● **INSTRUCTION**:
Extract each line of the material that follows exactly and omit its pictures.
#####
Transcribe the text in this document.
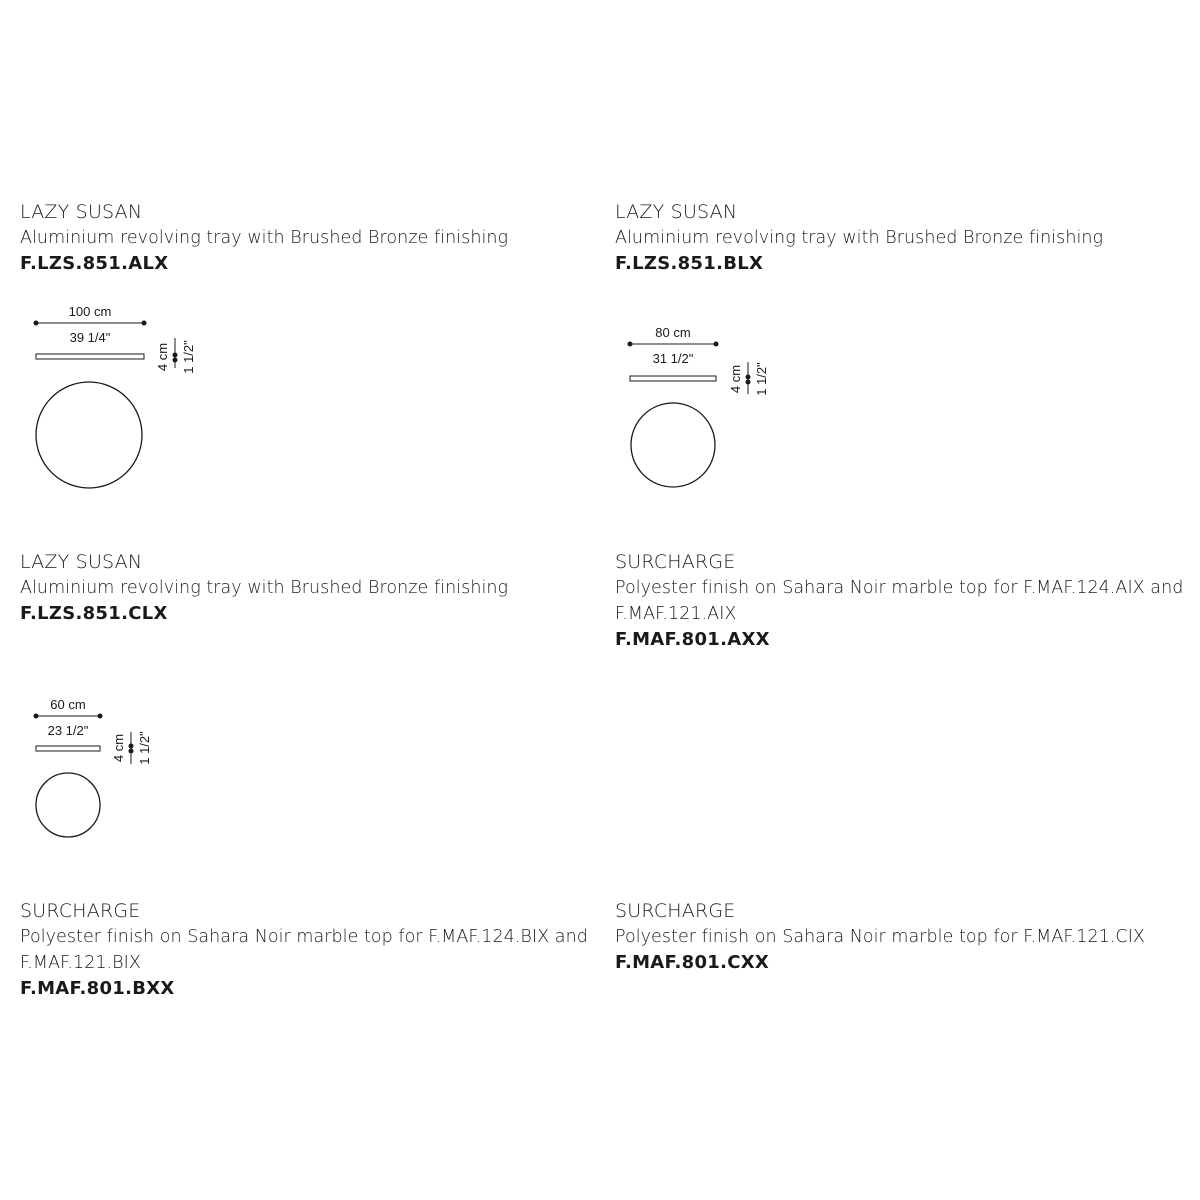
LAZY SUSAN
Aluminium revolving tray with Brushed Bronze finishing
F.LZS.851.ALX
100 cm
39 1/4"
4 cm 1 1/2"
LAZY SUSAN
Aluminium revolving tray with Brushed Bronze finishing
F.LZS.851.BLX
80 cm
31 1/2"
4 cm 1 1/2"
LAZY SUSAN
Aluminium revolving tray with Brushed Bronze finishing
F.LZS.851.CLX
60 cm
23 1/2"
4 cm 1 1/2"
SURCHARGE
Polyester finish on Sahara Noir marble top for F.MAF.124.AIX and
F.MAF.121.AIX
F.MAF.801.AXX
SURCHARGE
Polyester finish on Sahara Noir marble top for F.MAF.124.BIX and
F.MAF.121.BIX
F.MAF.801.BXX
SURCHARGE
Polyester finish on Sahara Noir marble top for F.MAF.121.CIX
F.MAF.801.CXX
#####
● **COMPLETE OUTPUT**:
Transcribe the text in this document.
LAZY SUSAN
Aluminium revolving tray with Brushed Bronze finishing
F.LZS.851.ALX
100 cm
39 1/4"
4 cm 1 1/2"
LAZY SUSAN
Aluminium revolving tray with Brushed Bronze finishing
F.LZS.851.BLX
80 cm
31 1/2"
4 cm 1 1/2"
LAZY SUSAN
Aluminium revolving tray with Brushed Bronze finishing
F.LZS.851.CLX
60 cm
23 1/2"
4 cm 1 1/2"
SURCHARGE
Polyester finish on Sahara Noir marble top for F.MAF.124.AIX and
F.MAF.121.AIX
F.MAF.801.AXX
SURCHARGE
Polyester finish on Sahara Noir marble top for F.MAF.124.BIX and
F.MAF.121.BIX
F.MAF.801.BXX
SURCHARGE
Polyester finish on Sahara Noir marble top for F.MAF.121.CIX
F.MAF.801.CXX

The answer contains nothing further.